» **REQUIRED TASK**:
Collect all lines from the listing that include the string "JSON".

----- RECORDS FOR THIS TASK

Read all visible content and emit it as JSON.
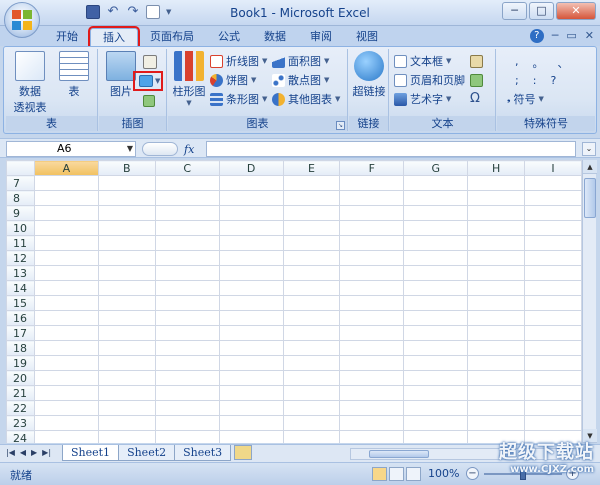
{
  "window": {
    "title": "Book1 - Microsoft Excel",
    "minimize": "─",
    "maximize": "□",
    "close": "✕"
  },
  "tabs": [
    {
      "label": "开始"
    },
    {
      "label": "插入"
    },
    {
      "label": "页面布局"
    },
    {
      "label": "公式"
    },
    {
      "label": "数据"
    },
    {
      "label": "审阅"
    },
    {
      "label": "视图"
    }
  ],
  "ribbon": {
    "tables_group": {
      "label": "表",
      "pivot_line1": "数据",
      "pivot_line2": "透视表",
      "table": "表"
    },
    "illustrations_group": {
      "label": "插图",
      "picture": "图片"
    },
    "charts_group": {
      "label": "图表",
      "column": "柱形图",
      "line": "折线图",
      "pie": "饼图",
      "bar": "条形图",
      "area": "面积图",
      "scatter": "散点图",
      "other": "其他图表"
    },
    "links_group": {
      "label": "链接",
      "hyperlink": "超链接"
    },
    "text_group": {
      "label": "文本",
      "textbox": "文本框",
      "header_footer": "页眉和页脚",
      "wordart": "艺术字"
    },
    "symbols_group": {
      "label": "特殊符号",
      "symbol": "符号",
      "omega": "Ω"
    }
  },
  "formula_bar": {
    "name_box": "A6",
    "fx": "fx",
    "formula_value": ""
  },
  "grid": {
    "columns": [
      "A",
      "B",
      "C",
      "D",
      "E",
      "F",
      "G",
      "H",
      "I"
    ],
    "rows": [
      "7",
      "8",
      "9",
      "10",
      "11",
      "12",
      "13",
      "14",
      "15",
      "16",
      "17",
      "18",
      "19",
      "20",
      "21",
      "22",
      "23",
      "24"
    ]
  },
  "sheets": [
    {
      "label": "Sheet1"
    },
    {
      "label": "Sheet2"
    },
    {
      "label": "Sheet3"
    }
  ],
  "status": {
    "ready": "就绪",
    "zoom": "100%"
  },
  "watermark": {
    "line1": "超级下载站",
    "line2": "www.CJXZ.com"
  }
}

----------
----- RECORDS FOR THIS TASK

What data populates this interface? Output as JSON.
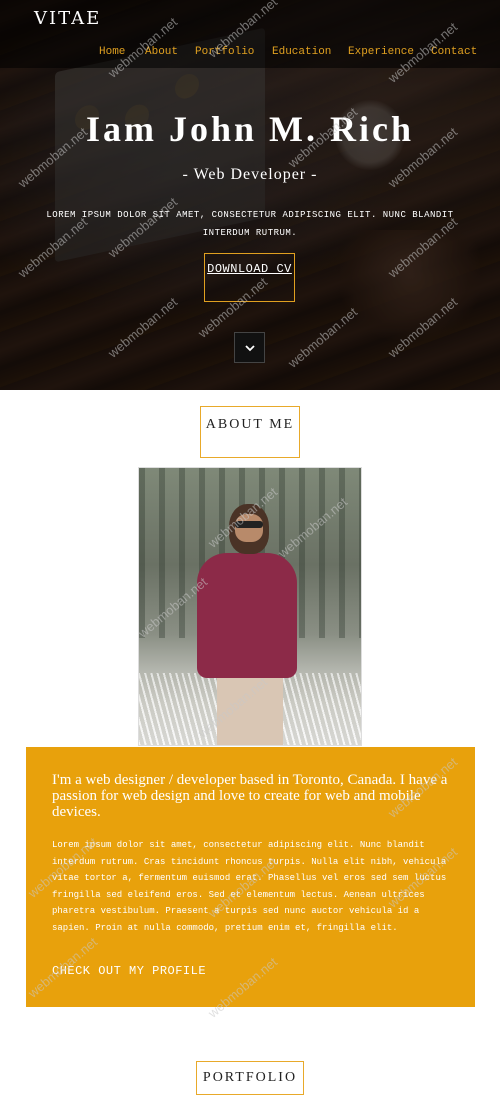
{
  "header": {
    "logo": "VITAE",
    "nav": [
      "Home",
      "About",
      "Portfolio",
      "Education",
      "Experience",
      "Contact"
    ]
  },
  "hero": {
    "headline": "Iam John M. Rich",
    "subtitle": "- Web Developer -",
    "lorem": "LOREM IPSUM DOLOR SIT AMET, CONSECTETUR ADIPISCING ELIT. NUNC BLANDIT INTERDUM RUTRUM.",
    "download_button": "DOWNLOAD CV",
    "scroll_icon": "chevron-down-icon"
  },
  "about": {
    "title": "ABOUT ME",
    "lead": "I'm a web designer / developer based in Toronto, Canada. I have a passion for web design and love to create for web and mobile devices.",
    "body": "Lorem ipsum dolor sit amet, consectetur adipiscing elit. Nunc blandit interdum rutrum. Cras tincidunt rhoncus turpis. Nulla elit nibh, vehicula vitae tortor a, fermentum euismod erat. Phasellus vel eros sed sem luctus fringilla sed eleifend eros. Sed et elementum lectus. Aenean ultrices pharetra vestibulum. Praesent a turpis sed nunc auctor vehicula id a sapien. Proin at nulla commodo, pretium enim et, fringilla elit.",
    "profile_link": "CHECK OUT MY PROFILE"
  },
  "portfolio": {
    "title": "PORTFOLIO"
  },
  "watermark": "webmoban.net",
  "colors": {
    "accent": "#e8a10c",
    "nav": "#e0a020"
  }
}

----------

» **TASK RESPONSE**:
Read all visible content and emit it as JSON.
What data populates this interface? Output as JSON.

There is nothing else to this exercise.